== ITEMS

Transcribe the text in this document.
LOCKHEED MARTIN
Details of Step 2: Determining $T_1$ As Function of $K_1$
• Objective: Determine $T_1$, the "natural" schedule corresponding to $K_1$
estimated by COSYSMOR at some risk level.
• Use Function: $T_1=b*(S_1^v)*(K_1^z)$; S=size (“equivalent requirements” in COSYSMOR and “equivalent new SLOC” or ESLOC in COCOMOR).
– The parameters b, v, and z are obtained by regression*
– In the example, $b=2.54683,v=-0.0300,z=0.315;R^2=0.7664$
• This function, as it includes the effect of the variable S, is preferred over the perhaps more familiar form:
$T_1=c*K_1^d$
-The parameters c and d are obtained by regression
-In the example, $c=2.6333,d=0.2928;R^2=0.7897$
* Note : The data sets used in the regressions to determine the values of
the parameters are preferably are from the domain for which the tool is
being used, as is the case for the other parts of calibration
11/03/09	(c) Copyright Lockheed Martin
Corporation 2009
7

====

__WHAT THE EXERCISE ASKS__
Write out the full set of records exactly as given.

__SOLVED EXERCISE__
Transcribe the text in this document.
LOCKHEED MARTIN
Details of Step 2: Determining $T_1$ As Function of $K_1$
• Objective: Determine $T_1$, the "natural" schedule corresponding to $K_1$
estimated by COSYSMOR at some risk level.
• Use Function: $T_1=b*(S_1^v)*(K_1^z)$; S=size (“equivalent requirements” in COSYSMOR and “equivalent new SLOC” or ESLOC in COCOMOR).
– The parameters b, v, and z are obtained by regression*
– In the example, $b=2.54683,v=-0.0300,z=0.315;R^2=0.7664$
• This function, as it includes the effect of the variable S, is preferred over the perhaps more familiar form:
$T_1=c*K_1^d$
-The parameters c and d are obtained by regression
-In the example, $c=2.6333,d=0.2928;R^2=0.7897$
* Note : The data sets used in the regressions to determine the values of
the parameters are preferably are from the domain for which the tool is
being used, as is the case for the other parts of calibration
11/03/09	(c) Copyright Lockheed Martin
Corporation 2009
7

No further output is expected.